**What needs to be done:**
Which lines of the entries contain the string "cases"? Please find them and copy them.

Material for the task Block Start

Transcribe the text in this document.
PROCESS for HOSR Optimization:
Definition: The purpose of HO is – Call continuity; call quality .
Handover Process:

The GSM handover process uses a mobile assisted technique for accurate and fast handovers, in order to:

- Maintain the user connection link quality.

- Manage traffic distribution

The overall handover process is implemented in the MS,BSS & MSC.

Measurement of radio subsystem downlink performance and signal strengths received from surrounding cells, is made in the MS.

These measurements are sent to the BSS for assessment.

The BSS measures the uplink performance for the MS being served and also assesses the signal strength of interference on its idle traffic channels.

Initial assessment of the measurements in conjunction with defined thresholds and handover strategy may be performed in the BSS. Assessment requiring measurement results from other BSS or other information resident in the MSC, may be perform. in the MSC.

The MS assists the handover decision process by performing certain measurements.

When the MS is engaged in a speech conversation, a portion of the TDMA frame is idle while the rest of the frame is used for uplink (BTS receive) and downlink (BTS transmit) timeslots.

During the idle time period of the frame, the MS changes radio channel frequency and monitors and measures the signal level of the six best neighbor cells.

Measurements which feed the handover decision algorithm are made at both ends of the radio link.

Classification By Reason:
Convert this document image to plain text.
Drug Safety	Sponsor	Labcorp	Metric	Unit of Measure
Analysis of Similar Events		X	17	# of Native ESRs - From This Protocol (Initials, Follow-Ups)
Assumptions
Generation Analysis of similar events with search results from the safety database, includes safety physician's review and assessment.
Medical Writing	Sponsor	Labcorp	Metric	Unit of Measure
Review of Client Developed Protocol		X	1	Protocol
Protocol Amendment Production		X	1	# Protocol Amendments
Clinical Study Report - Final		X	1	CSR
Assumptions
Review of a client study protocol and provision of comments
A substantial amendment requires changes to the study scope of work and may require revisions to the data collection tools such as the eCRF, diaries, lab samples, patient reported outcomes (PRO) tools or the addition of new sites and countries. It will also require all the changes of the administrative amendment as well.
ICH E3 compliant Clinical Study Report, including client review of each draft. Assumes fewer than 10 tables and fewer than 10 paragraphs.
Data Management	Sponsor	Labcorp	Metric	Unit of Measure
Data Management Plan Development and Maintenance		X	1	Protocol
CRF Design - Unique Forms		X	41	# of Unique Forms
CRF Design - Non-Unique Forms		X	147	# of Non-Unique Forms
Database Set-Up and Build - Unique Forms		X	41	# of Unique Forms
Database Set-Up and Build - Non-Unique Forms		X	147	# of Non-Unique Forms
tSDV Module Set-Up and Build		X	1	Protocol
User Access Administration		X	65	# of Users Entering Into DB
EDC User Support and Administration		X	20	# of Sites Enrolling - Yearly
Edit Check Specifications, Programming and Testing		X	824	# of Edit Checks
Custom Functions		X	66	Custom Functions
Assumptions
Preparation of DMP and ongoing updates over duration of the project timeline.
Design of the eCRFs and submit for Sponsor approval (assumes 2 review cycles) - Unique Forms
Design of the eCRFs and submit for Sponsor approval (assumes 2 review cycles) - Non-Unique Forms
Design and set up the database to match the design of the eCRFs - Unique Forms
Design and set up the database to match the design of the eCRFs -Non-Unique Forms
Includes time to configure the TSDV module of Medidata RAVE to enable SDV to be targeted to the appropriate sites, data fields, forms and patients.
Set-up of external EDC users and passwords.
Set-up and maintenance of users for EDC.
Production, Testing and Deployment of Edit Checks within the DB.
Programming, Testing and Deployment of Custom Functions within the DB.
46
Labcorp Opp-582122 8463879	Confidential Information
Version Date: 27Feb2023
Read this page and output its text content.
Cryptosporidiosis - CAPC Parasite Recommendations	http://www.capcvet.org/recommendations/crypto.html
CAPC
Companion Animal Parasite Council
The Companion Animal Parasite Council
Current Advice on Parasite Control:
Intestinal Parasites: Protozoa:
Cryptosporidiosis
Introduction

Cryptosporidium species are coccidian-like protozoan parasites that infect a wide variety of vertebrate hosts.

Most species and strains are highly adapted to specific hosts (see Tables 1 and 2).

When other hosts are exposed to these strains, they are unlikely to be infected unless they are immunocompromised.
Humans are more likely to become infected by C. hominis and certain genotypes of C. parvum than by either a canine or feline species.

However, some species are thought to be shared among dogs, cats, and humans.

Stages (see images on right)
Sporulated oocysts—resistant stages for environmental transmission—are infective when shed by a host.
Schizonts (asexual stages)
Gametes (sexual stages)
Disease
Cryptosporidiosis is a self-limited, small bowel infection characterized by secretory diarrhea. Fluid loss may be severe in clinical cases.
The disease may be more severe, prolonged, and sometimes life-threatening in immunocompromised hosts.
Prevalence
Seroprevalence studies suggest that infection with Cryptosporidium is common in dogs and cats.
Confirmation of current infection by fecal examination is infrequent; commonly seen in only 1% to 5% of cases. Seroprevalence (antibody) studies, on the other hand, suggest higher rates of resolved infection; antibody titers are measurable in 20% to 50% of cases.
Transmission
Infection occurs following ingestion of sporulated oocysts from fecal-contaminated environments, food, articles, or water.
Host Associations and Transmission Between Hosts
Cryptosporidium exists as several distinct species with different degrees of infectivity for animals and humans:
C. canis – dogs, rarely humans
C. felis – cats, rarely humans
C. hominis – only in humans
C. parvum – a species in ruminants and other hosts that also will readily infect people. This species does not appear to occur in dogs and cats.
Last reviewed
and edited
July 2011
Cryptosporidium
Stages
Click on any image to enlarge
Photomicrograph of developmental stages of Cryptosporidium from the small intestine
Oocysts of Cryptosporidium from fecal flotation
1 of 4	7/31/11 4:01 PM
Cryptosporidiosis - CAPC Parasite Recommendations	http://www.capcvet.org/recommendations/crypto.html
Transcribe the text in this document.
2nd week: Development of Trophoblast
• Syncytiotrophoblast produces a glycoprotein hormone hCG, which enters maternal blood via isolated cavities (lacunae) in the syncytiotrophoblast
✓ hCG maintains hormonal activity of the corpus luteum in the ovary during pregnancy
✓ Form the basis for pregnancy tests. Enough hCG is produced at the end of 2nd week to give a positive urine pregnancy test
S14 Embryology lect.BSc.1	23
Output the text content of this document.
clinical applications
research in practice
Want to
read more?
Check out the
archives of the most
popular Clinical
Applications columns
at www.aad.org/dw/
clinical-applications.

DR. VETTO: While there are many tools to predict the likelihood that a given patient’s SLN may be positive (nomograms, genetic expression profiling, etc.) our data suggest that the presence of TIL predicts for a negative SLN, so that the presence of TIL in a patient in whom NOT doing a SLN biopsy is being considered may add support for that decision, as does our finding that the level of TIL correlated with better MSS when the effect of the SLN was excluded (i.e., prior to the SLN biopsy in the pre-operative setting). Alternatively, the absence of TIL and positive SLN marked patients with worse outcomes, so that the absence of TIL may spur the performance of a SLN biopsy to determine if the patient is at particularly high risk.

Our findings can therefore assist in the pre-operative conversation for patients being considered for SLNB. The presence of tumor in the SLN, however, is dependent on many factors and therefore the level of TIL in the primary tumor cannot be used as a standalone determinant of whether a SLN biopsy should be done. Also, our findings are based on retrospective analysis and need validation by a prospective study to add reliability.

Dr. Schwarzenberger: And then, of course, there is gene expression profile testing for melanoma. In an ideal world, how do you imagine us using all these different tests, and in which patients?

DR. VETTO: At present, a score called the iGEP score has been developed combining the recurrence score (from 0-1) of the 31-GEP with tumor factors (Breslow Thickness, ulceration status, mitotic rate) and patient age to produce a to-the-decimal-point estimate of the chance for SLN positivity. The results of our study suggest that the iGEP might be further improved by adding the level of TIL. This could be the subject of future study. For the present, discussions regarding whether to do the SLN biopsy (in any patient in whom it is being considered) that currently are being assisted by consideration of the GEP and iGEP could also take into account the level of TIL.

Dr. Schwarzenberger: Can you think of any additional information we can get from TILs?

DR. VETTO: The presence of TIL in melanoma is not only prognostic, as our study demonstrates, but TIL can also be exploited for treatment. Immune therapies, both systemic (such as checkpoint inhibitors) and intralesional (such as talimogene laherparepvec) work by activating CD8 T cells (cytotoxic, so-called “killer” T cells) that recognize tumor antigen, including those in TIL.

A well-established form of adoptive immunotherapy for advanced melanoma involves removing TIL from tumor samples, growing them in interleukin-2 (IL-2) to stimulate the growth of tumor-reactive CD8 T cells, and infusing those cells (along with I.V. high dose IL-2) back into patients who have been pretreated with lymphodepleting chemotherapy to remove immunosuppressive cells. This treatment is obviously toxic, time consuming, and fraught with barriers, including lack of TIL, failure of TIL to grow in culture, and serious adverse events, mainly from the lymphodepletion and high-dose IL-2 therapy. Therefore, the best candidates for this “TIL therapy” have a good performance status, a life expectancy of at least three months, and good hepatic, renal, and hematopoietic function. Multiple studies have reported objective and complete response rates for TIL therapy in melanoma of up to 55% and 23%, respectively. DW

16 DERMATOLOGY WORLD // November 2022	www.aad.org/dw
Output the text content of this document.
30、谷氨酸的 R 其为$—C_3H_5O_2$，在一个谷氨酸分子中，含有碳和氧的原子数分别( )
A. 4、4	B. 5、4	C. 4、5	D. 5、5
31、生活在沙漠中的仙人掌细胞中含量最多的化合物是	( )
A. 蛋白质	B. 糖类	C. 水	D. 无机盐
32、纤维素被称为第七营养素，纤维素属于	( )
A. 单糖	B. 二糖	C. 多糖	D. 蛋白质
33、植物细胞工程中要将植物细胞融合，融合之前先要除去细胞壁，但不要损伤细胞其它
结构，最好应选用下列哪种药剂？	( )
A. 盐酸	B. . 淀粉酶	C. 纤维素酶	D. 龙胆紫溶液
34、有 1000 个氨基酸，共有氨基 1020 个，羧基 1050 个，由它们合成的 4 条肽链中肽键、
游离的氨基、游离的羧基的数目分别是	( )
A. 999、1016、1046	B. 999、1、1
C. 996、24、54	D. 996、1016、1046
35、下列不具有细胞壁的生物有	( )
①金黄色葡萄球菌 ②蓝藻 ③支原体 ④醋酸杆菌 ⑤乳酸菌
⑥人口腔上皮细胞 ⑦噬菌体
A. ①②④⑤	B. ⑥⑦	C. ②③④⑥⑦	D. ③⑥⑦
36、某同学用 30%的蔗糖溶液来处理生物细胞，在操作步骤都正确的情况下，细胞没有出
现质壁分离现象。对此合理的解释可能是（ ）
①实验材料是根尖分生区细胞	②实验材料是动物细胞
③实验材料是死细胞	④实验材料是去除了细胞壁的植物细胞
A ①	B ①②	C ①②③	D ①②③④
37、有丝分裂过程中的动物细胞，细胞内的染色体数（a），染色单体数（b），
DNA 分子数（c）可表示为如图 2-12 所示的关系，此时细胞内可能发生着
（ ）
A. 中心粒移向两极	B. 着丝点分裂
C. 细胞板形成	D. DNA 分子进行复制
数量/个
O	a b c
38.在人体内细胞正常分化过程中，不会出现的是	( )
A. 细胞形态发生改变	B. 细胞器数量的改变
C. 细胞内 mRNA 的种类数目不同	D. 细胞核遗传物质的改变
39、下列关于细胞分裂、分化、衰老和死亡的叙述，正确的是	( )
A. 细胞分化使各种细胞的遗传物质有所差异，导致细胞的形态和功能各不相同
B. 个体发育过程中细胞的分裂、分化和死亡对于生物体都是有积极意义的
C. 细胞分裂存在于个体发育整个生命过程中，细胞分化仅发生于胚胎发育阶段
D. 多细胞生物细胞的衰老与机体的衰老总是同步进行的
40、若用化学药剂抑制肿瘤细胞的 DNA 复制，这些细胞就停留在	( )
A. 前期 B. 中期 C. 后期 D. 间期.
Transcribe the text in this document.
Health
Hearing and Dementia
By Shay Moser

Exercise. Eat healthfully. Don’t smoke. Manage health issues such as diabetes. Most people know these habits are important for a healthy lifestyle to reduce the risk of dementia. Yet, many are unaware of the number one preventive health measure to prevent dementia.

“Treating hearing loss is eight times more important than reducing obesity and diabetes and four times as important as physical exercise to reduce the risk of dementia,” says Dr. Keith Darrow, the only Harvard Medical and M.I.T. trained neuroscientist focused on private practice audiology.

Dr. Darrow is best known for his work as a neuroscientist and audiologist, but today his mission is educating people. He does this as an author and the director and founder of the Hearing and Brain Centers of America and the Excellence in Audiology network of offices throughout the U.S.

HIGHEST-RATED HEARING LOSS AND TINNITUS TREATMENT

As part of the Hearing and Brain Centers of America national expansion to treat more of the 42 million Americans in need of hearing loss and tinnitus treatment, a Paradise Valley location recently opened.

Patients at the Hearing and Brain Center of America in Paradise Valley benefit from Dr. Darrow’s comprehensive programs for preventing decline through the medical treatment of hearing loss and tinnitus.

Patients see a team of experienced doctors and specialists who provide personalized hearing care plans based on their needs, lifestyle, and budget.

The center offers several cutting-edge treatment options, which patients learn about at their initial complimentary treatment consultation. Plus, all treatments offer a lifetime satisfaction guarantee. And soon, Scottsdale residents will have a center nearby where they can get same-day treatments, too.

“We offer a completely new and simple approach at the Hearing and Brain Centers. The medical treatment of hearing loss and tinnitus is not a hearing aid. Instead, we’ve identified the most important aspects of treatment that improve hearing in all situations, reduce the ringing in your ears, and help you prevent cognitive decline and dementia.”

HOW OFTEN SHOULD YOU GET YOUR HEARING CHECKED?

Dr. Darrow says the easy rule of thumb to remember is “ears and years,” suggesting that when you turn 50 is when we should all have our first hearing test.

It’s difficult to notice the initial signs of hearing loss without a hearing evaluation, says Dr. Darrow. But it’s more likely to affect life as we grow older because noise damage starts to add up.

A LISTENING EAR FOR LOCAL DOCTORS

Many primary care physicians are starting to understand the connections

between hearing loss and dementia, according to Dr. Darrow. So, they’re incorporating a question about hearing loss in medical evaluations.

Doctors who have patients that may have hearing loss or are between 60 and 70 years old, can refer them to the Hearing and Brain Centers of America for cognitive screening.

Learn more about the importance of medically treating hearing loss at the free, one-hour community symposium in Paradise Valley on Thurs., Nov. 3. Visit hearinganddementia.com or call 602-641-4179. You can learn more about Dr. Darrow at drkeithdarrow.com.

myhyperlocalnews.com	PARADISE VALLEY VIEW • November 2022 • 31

Material for the task Block End

**Finished exercise:**
Cryptosporidiosis is a self-limited, small bowel infection characterized by secretory diarrhea. Fluid loss may be severe in clinical cases.
Confirmation of current infection by fecal examination is infrequent; commonly seen in only 1% to 5% of cases. Seroprevalence (antibody) studies, on the other hand, suggest higher rates of resolved infection; antibody titers are measurable in 20% to 50% of cases.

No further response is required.